§ JOB
Take the material below and write it all out again exactly.

Data entries
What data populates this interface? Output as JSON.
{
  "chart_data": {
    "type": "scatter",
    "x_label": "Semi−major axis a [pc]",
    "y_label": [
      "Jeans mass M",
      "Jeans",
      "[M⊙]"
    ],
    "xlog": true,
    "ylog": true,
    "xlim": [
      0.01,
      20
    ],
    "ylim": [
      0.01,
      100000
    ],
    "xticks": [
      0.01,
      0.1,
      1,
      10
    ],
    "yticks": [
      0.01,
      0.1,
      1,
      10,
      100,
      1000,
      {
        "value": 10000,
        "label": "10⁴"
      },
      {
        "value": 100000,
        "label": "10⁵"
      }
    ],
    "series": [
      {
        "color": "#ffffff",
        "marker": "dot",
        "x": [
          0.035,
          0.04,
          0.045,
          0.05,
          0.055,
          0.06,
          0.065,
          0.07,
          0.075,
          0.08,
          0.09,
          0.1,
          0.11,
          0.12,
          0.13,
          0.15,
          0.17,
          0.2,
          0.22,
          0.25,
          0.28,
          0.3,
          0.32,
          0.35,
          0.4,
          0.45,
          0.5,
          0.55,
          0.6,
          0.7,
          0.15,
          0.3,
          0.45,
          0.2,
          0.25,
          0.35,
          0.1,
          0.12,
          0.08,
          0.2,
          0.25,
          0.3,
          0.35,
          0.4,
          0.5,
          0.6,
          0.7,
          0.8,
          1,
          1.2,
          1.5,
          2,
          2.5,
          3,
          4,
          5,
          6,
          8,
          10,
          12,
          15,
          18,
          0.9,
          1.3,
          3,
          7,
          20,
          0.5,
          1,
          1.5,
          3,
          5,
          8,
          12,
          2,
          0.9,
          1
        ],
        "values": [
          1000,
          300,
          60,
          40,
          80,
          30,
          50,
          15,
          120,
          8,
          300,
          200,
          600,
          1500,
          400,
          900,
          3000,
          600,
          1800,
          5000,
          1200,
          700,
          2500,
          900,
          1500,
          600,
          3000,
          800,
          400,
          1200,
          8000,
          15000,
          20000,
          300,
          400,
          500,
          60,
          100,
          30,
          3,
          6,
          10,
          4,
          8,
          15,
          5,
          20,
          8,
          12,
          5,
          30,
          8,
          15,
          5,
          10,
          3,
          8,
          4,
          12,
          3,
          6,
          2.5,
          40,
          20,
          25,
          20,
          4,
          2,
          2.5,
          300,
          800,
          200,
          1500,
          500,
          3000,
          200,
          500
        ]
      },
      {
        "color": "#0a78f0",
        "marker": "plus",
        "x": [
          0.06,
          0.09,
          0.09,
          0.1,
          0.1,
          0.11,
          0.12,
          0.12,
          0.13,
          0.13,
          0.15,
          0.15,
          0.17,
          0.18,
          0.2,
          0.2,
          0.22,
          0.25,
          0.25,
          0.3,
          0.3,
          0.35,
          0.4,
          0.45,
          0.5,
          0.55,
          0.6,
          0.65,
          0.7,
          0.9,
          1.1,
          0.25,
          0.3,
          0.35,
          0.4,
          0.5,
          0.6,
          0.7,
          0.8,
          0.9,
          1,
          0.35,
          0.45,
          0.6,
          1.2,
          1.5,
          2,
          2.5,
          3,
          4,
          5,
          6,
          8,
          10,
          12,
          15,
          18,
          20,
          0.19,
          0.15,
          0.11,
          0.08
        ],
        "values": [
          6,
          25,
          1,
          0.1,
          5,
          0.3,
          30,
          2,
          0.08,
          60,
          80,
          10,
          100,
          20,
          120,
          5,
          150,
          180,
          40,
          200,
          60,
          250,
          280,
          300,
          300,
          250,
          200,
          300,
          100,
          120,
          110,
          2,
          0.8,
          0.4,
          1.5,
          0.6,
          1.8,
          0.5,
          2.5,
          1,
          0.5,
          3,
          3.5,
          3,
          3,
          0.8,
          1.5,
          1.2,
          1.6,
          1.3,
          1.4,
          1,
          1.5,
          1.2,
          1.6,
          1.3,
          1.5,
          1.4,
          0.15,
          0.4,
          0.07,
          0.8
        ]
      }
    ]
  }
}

§ RESULT OF THIS EXERCISE
What data populates this interface? Output as JSON.
{
  "chart_data": {
    "type": "scatter",
    "x_label": "Semi−major axis a [pc]",
    "y_label": [
      "Jeans mass M",
      "Jeans",
      "[M⊙]"
    ],
    "xlog": true,
    "ylog": true,
    "xlim": [
      0.01,
      20
    ],
    "ylim": [
      0.01,
      100000
    ],
    "xticks": [
      0.01,
      0.1,
      1,
      10
    ],
    "yticks": [
      0.01,
      0.1,
      1,
      10,
      100,
      1000,
      {
        "value": 10000,
        "label": "10⁴"
      },
      {
        "value": 100000,
        "label": "10⁵"
      }
    ],
    "series": [
      {
        "color": "#ffffff",
        "marker": "dot",
        "x": [
          0.035,
          0.04,
          0.045,
          0.05,
          0.055,
          0.06,
          0.065,
          0.07,
          0.075,
          0.08,
          0.09,
          0.1,
          0.11,
          0.12,
          0.13,
          0.15,
          0.17,
          0.2,
          0.22,
          0.25,
          0.28,
          0.3,
          0.32,
          0.35,
          0.4,
          0.45,
          0.5,
          0.55,
          0.6,
          0.7,
          0.15,
          0.3,
          0.45,
          0.2,
          0.25,
          0.35,
          0.1,
          0.12,
          0.08,
          0.2,
          0.25,
          0.3,
          0.35,
          0.4,
          0.5,
          0.6,
          0.7,
          0.8,
          1,
          1.2,
          1.5,
          2,
          2.5,
          3,
          4,
          5,
          6,
          8,
          10,
          12,
          15,
          18,
          0.9,
          1.3,
          3,
          7,
          20,
          0.5,
          1,
          1.5,
          3,
          5,
          8,
          12,
          2,
          0.9,
          1
        ],
        "values": [
          1000,
          300,
          60,
          40,
          80,
          30,
          50,
          15,
          120,
          8,
          300,
          200,
          600,
          1500,
          400,
          900,
          3000,
          600,
          1800,
          5000,
          1200,
          700,
          2500,
          900,
          1500,
          600,
          3000,
          800,
          400,
          1200,
          8000,
          15000,
          20000,
          300,
          400,
          500,
          60,
          100,
          30,
          3,
          6,
          10,
          4,
          8,
          15,
          5,
          20,
          8,
          12,
          5,
          30,
          8,
          15,
          5,
          10,
          3,
          8,
          4,
          12,
          3,
          6,
          2.5,
          40,
          20,
          25,
          20,
          4,
          2,
          2.5,
          300,
          800,
          200,
          1500,
          500,
          3000,
          200,
          500
        ]
      },
      {
        "color": "#0a78f0",
        "marker": "plus",
        "x": [
          0.06,
          0.09,
          0.09,
          0.1,
          0.1,
          0.11,
          0.12,
          0.12,
          0.13,
          0.13,
          0.15,
          0.15,
          0.17,
          0.18,
          0.2,
          0.2,
          0.22,
          0.25,
          0.25,
          0.3,
          0.3,
          0.35,
          0.4,
          0.45,
          0.5,
          0.55,
          0.6,
          0.65,
          0.7,
          0.9,
          1.1,
          0.25,
          0.3,
          0.35,
          0.4,
          0.5,
          0.6,
          0.7,
          0.8,
          0.9,
          1,
          0.35,
          0.45,
          0.6,
          1.2,
          1.5,
          2,
          2.5,
          3,
          4,
          5,
          6,
          8,
          10,
          12,
          15,
          18,
          20,
          0.19,
          0.15,
          0.11,
          0.08
        ],
        "values": [
          6,
          25,
          1,
          0.1,
          5,
          0.3,
          30,
          2,
          0.08,
          60,
          80,
          10,
          100,
          20,
          120,
          5,
          150,
          180,
          40,
          200,
          60,
          250,
          280,
          300,
          300,
          250,
          200,
          300,
          100,
          120,
          110,
          2,
          0.8,
          0.4,
          1.5,
          0.6,
          1.8,
          0.5,
          2.5,
          1,
          0.5,
          3,
          3.5,
          3,
          3,
          0.8,
          1.5,
          1.2,
          1.6,
          1.3,
          1.4,
          1,
          1.5,
          1.2,
          1.6,
          1.3,
          1.5,
          1.4,
          0.15,
          0.4,
          0.07,
          0.8
        ]
      }
    ]
  }
}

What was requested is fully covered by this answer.